**What is expected**
Copy out the data exactly, leaving the pictures behind.

☆ ☆ ☆ ☆

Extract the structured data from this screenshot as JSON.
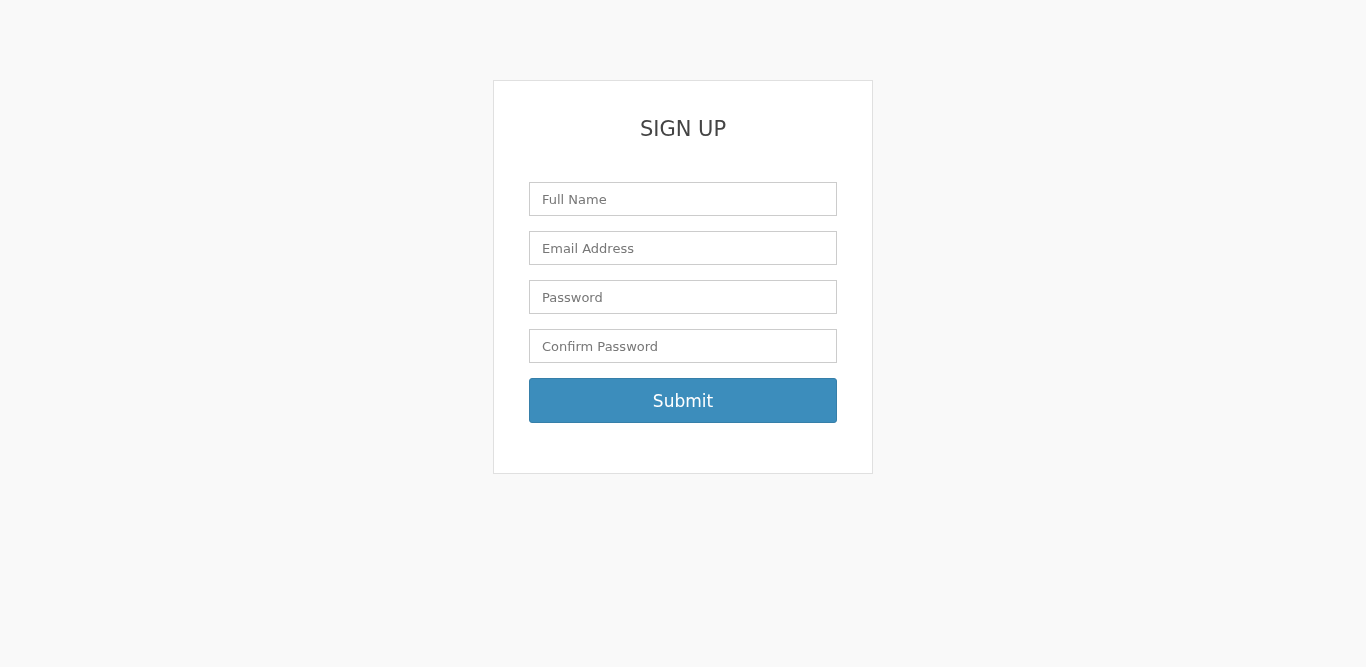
{
  "form": {
    "title": "SIGN UP",
    "fields": [
      {
        "placeholder": "Full Name"
      },
      {
        "placeholder": "Email Address"
      },
      {
        "placeholder": "Password"
      },
      {
        "placeholder": "Confirm Password"
      }
    ],
    "submit": "Submit"
  }
}
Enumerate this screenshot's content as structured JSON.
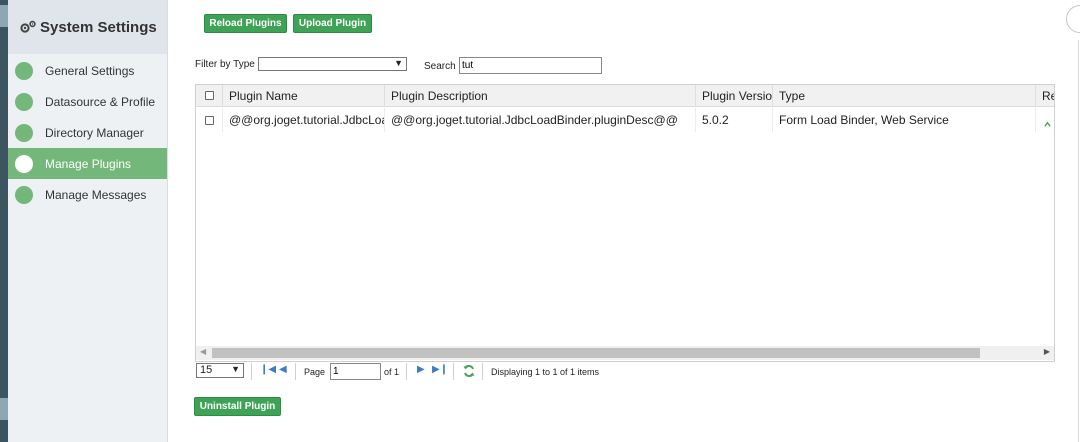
{
  "sidebar": {
    "title": "System Settings",
    "items": [
      {
        "label": "General Settings"
      },
      {
        "label": "Datasource & Profile"
      },
      {
        "label": "Directory Manager"
      },
      {
        "label": "Manage Plugins",
        "active": true
      },
      {
        "label": "Manage Messages"
      }
    ]
  },
  "toolbar": {
    "reload_label": "Reload Plugins",
    "upload_label": "Upload Plugin"
  },
  "filters": {
    "type_label": "Filter by Type",
    "type_value": "",
    "search_label": "Search",
    "search_value": "tut"
  },
  "grid": {
    "columns": [
      "Plugin Name",
      "Plugin Description",
      "Plugin Version",
      "Type",
      "Re"
    ],
    "rows": [
      {
        "name": "@@org.joget.tutorial.JdbcLoadBinder",
        "description": "@@org.joget.tutorial.JdbcLoadBinder.pluginDesc@@",
        "version": "5.0.2",
        "type": "Form Load Binder, Web Service"
      }
    ]
  },
  "pager": {
    "page_size": "15",
    "page_label": "Page",
    "page_value": "1",
    "of_label": "of 1",
    "display_text": "Displaying 1 to 1 of 1 items"
  },
  "actions": {
    "uninstall_label": "Uninstall Plugin"
  },
  "colors": {
    "accent_green": "#3ea356",
    "sidebar_active": "#74b77a",
    "pager_icon_blue": "#3f7dc2"
  }
}
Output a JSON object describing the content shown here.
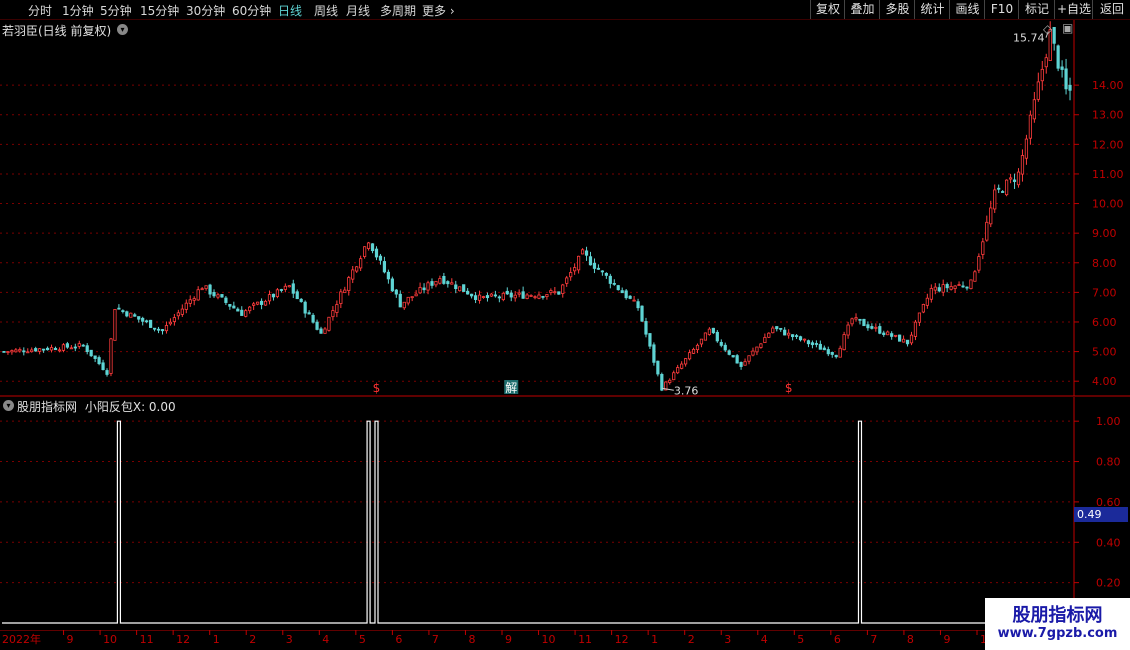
{
  "toolbar": {
    "periods": [
      "分时",
      "1分钟",
      "5分钟",
      "15分钟",
      "30分钟",
      "60分钟",
      "日线",
      "周线",
      "月线",
      "多周期",
      "更多"
    ],
    "active": "日线",
    "right_buttons": [
      "复权",
      "叠加",
      "多股",
      "统计",
      "画线",
      "F10",
      "标记",
      "+自选",
      "返回"
    ]
  },
  "main": {
    "title": "若羽臣(日线 前复权)",
    "y_ticks": [
      "14.00",
      "13.00",
      "12.00",
      "11.00",
      "10.00",
      "9.00",
      "8.00",
      "7.00",
      "6.00",
      "5.00",
      "4.00"
    ],
    "high_label": "15.74",
    "low_label": "3.76",
    "markers": [
      {
        "text": "$",
        "date_idx": 94,
        "color": "#ff3030"
      },
      {
        "text": "解",
        "date_idx": 128,
        "color": "#40c0c0"
      },
      {
        "text": "$",
        "date_idx": 198,
        "color": "#ff3030"
      }
    ]
  },
  "sub": {
    "title": "股朋指标网",
    "indicator": "小阳反包X: 0.00",
    "y_ticks": [
      "1.00",
      "0.80",
      "0.60",
      "0.40",
      "0.20"
    ],
    "current_value": "0.49"
  },
  "time_axis": [
    "2022年",
    "9",
    "10",
    "11",
    "12",
    "1",
    "2",
    "3",
    "4",
    "5",
    "6",
    "7",
    "8",
    "9",
    "10",
    "11",
    "12",
    "1",
    "2",
    "3",
    "4",
    "5",
    "6",
    "7",
    "8",
    "9",
    "10"
  ],
  "watermark": {
    "main": "股朋指标网",
    "url": "www.7gpzb.com"
  },
  "colors": {
    "up": "#ff3c3c",
    "down": "#5fd4d4",
    "grid": "#7a0000",
    "axis": "#c00000"
  },
  "chart_data": {
    "type": "candlestick",
    "title": "若羽臣(日线 前复权)",
    "ylim": [
      3.5,
      16.2
    ],
    "price_path": [
      [
        0,
        5.0
      ],
      [
        20,
        5.2
      ],
      [
        26,
        4.3
      ],
      [
        28,
        6.5
      ],
      [
        40,
        5.7
      ],
      [
        50,
        7.2
      ],
      [
        60,
        6.3
      ],
      [
        72,
        7.2
      ],
      [
        80,
        5.6
      ],
      [
        92,
        8.8
      ],
      [
        100,
        6.6
      ],
      [
        110,
        7.5
      ],
      [
        120,
        6.8
      ],
      [
        140,
        7.0
      ],
      [
        146,
        8.3
      ],
      [
        160,
        6.5
      ],
      [
        166,
        3.76
      ],
      [
        178,
        5.7
      ],
      [
        186,
        4.5
      ],
      [
        194,
        5.8
      ],
      [
        210,
        4.9
      ],
      [
        214,
        6.1
      ],
      [
        228,
        5.3
      ],
      [
        234,
        7.1
      ],
      [
        244,
        7.3
      ],
      [
        250,
        10.3
      ],
      [
        256,
        11.0
      ],
      [
        264,
        15.74
      ],
      [
        268,
        13.8
      ]
    ],
    "signals": [
      {
        "date_idx": 29,
        "value": 1.0
      },
      {
        "date_idx": 92,
        "value": 1.0
      },
      {
        "date_idx": 94,
        "value": 1.0
      },
      {
        "date_idx": 216,
        "value": 1.0
      }
    ],
    "sub_ylim": [
      0,
      1.1
    ]
  }
}
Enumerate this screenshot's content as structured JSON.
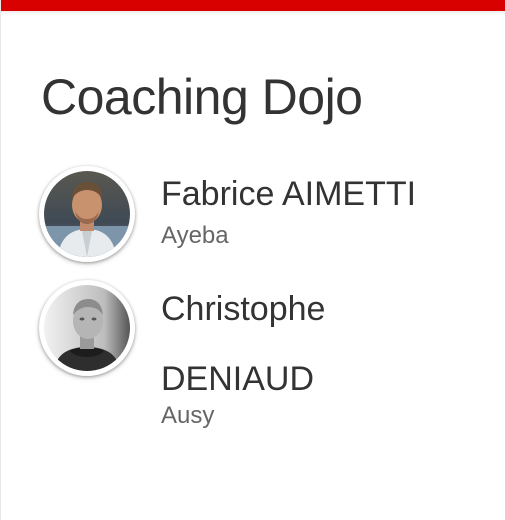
{
  "accent_color": "#d90000",
  "title": "Coaching Dojo",
  "speakers": [
    {
      "name": "Fabrice AIMETTI",
      "company": "Ayeba",
      "avatar_icon": "speaker-photo"
    },
    {
      "name": "Christophe DENIAUD",
      "company": "Ausy",
      "avatar_icon": "speaker-photo-bw"
    }
  ]
}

☆ ☆ ☆ ☆

**Exercise solution**
Extract the structured data from this screenshot as JSON.
{
  "form": {
    "title": "SIGN UP",
    "fields": [
      {
        "placeholder": "Full Name"
      },
      {
        "placeholder": "Email Address"
      },
      {
        "placeholder": "Password"
      },
      {
        "placeholder": "Confirm Password"
      }
    ],
    "submit": "Submit"
  }
}
Enumerate this screenshot's content as structured JSON.
{
  "sidebar": {
    "title": "System Settings",
    "items": [
      {
        "label": "General Settings"
      },
      {
        "label": "Datasource & Profile"
      },
      {
        "label": "Directory Manager"
      },
      {
        "label": "Manage Plugins",
        "active": true
      },
      {
        "label": "Manage Messages"
      }
    ]
  },
  "toolbar": {
    "reload_label": "Reload Plugins",
    "upload_label": "Upload Plugin"
  },
  "filters": {
    "type_label": "Filter by Type",
    "type_value": "",
    "search_label": "Search",
    "search_value": "tut"
  },
  "grid": {
    "columns": [
      "Plugin Name",
      "Plugin Description",
      "Plugin Version",
      "Type",
      "Re"
    ],
    "rows": [
      {
        "name": "@@org.joget.tutorial.JdbcLoadBinder",
        "description": "@@org.joget.tutorial.JdbcLoadBinder.pluginDesc@@",
        "version": "5.0.2",
        "type": "Form Load Binder, Web Service"
      }
    ]
  },
  "pager": {
    "page_size": "15",
    "page_label": "Page",
    "page_value": "1",
    "of_label": "of 1",
    "display_text": "Displaying 1 to 1 of 1 items"
  },
  "actions": {
    "uninstall_label": "Uninstall Plugin"
  },
  "colors": {
    "accent_green": "#3ea356",
    "sidebar_active": "#74b77a",
    "pager_icon_blue": "#3f7dc2"
  }
}
Output a JSON object describing the content shown here.
{
  "toolbar": {
    "periods": [
      "分时",
      "1分钟",
      "5分钟",
      "15分钟",
      "30分钟",
      "60分钟",
      "日线",
      "周线",
      "月线",
      "多周期",
      "更多"
    ],
    "active": "日线",
    "right_buttons": [
      "复权",
      "叠加",
      "多股",
      "统计",
      "画线",
      "F10",
      "标记",
      "+自选",
      "返回"
    ]
  },
  "main": {
    "title": "若羽臣(日线 前复权)",
    "y_ticks": [
      "14.00",
      "13.00",
      "12.00",
      "11.00",
      "10.00",
      "9.00",
      "8.00",
      "7.00",
      "6.00",
      "5.00",
      "4.00"
    ],
    "high_label": "15.74",
    "low_label": "3.76",
    "markers": [
      {
        "text": "$",
        "date_idx": 94,
        "color": "#ff3030"
      },
      {
        "text": "解",
        "date_idx": 128,
        "color": "#40c0c0"
      },
      {
        "text": "$",
        "date_idx": 198,
        "color": "#ff3030"
      }
    ]
  },
  "sub": {
    "title": "股朋指标网",
    "indicator": "小阳反包X: 0.00",
    "y_ticks": [
      "1.00",
      "0.80",
      "0.60",
      "0.40",
      "0.20"
    ],
    "current_value": "0.49"
  },
  "time_axis": [
    "2022年",
    "9",
    "10",
    "11",
    "12",
    "1",
    "2",
    "3",
    "4",
    "5",
    "6",
    "7",
    "8",
    "9",
    "10",
    "11",
    "12",
    "1",
    "2",
    "3",
    "4",
    "5",
    "6",
    "7",
    "8",
    "9",
    "10"
  ],
  "watermark": {
    "main": "股朋指标网",
    "url": "www.7gpzb.com"
  },
  "colors": {
    "up": "#ff3c3c",
    "down": "#5fd4d4",
    "grid": "#7a0000",
    "axis": "#c00000"
  },
  "chart_data": {
    "type": "candlestick",
    "title": "若羽臣(日线 前复权)",
    "ylim": [
      3.5,
      16.2
    ],
    "price_path": [
      [
        0,
        5.0
      ],
      [
        20,
        5.2
      ],
      [
        26,
        4.3
      ],
      [
        28,
        6.5
      ],
      [
        40,
        5.7
      ],
      [
        50,
        7.2
      ],
      [
        60,
        6.3
      ],
      [
        72,
        7.2
      ],
      [
        80,
        5.6
      ],
      [
        92,
        8.8
      ],
      [
        100,
        6.6
      ],
      [
        110,
        7.5
      ],
      [
        120,
        6.8
      ],
      [
        140,
        7.0
      ],
      [
        146,
        8.3
      ],
      [
        160,
        6.5
      ],
      [
        166,
        3.76
      ],
      [
        178,
        5.7
      ],
      [
        186,
        4.5
      ],
      [
        194,
        5.8
      ],
      [
        210,
        4.9
      ],
      [
        214,
        6.1
      ],
      [
        228,
        5.3
      ],
      [
        234,
        7.1
      ],
      [
        244,
        7.3
      ],
      [
        250,
        10.3
      ],
      [
        256,
        11.0
      ],
      [
        264,
        15.74
      ],
      [
        268,
        13.8
      ]
    ],
    "signals": [
      {
        "date_idx": 29,
        "value": 1.0
      },
      {
        "date_idx": 92,
        "value": 1.0
      },
      {
        "date_idx": 94,
        "value": 1.0
      },
      {
        "date_idx": 216,
        "value": 1.0
      }
    ],
    "sub_ylim": [
      0,
      1.1
    ]
  }
}
Enumerate this screenshot's content as structured JSON.
{
  "accent_color": "#d90000",
  "title": "Coaching Dojo",
  "speakers": [
    {
      "name": "Fabrice AIMETTI",
      "company": "Ayeba",
      "avatar_icon": "speaker-photo"
    },
    {
      "name": "Christophe DENIAUD",
      "company": "Ausy",
      "avatar_icon": "speaker-photo-bw"
    }
  ]
}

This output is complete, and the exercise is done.